● **Objective**
Find the word "this" in the material below and gather every line that contains it.

══ Working data

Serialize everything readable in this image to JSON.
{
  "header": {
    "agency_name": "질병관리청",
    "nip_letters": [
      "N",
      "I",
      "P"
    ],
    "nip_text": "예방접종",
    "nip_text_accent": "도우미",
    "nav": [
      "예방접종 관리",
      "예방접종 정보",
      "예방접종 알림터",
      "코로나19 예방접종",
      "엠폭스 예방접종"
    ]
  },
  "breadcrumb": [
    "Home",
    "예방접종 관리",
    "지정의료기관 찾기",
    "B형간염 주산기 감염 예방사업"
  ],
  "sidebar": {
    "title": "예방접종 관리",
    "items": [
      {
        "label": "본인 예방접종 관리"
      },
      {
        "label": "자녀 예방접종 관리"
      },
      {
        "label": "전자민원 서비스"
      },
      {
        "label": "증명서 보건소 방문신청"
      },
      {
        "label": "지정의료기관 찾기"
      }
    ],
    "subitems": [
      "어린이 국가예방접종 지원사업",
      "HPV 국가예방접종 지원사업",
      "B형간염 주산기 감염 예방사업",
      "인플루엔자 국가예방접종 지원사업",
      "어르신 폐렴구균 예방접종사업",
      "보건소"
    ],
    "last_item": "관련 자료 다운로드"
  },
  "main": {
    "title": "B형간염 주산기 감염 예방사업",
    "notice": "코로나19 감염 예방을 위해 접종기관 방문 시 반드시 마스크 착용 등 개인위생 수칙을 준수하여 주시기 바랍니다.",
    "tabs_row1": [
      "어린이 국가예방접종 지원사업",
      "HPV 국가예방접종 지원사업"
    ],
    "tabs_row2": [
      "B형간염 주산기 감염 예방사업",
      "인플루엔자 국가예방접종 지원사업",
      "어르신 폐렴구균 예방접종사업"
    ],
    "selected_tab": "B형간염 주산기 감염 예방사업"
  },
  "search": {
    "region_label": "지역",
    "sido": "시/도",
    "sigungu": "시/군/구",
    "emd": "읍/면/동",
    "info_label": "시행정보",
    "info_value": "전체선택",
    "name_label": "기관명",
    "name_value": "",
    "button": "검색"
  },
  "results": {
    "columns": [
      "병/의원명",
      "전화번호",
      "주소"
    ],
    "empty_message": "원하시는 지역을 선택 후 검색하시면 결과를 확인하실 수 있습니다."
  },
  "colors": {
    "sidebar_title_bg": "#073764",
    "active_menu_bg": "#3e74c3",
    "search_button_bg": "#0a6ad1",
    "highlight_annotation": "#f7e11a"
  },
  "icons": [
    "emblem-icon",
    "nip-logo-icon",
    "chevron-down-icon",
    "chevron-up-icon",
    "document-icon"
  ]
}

════
══ Working data

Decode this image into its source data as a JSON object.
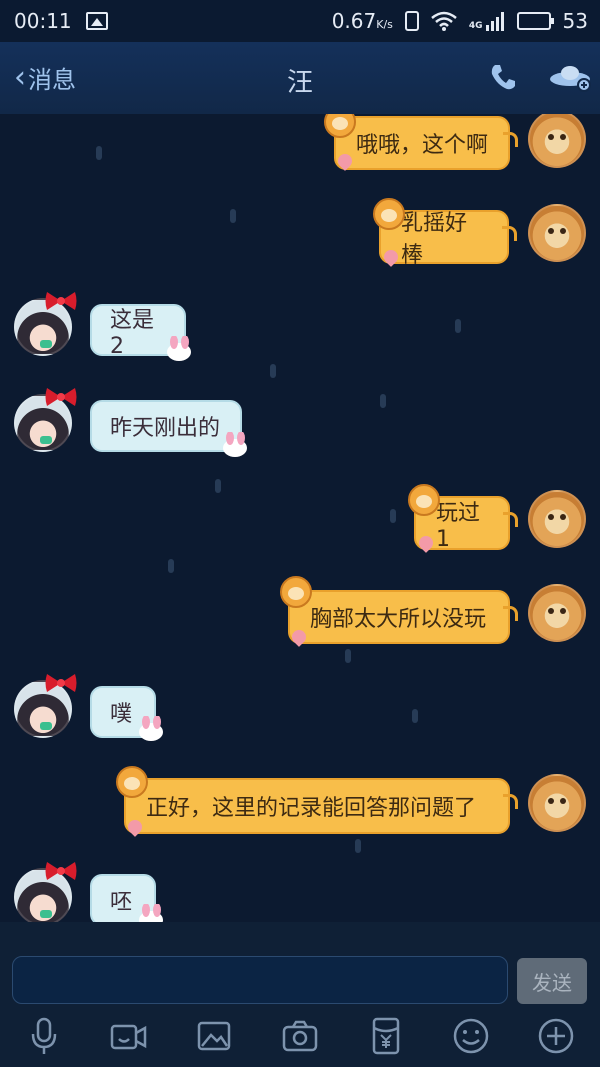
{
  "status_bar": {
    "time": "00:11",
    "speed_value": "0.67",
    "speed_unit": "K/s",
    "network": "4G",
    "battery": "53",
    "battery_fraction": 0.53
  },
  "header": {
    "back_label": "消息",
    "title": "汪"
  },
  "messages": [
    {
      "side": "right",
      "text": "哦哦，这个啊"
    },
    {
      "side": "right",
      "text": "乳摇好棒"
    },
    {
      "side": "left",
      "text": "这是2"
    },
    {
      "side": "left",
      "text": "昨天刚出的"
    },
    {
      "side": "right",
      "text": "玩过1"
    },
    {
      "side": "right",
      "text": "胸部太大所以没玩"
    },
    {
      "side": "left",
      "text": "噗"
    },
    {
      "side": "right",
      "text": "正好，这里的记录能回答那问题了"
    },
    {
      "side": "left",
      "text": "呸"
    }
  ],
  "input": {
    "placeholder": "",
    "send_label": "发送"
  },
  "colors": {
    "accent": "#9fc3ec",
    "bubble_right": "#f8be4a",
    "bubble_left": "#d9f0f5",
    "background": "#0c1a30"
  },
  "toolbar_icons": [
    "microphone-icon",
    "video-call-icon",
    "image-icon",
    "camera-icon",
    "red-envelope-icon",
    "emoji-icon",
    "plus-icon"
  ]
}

════
══ Working data

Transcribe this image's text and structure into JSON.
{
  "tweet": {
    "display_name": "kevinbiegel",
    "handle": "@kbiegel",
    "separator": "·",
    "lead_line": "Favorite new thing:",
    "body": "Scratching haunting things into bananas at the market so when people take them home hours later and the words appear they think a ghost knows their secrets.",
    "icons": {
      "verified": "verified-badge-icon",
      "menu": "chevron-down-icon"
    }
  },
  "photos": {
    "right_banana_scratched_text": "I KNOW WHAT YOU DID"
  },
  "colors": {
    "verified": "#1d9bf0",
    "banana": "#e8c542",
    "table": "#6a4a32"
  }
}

════

● **Task output**
Serialize everything readable in this image to JSON.
Decode this image into its source data as a JSON object.
Transcribe this image's text and structure into JSON.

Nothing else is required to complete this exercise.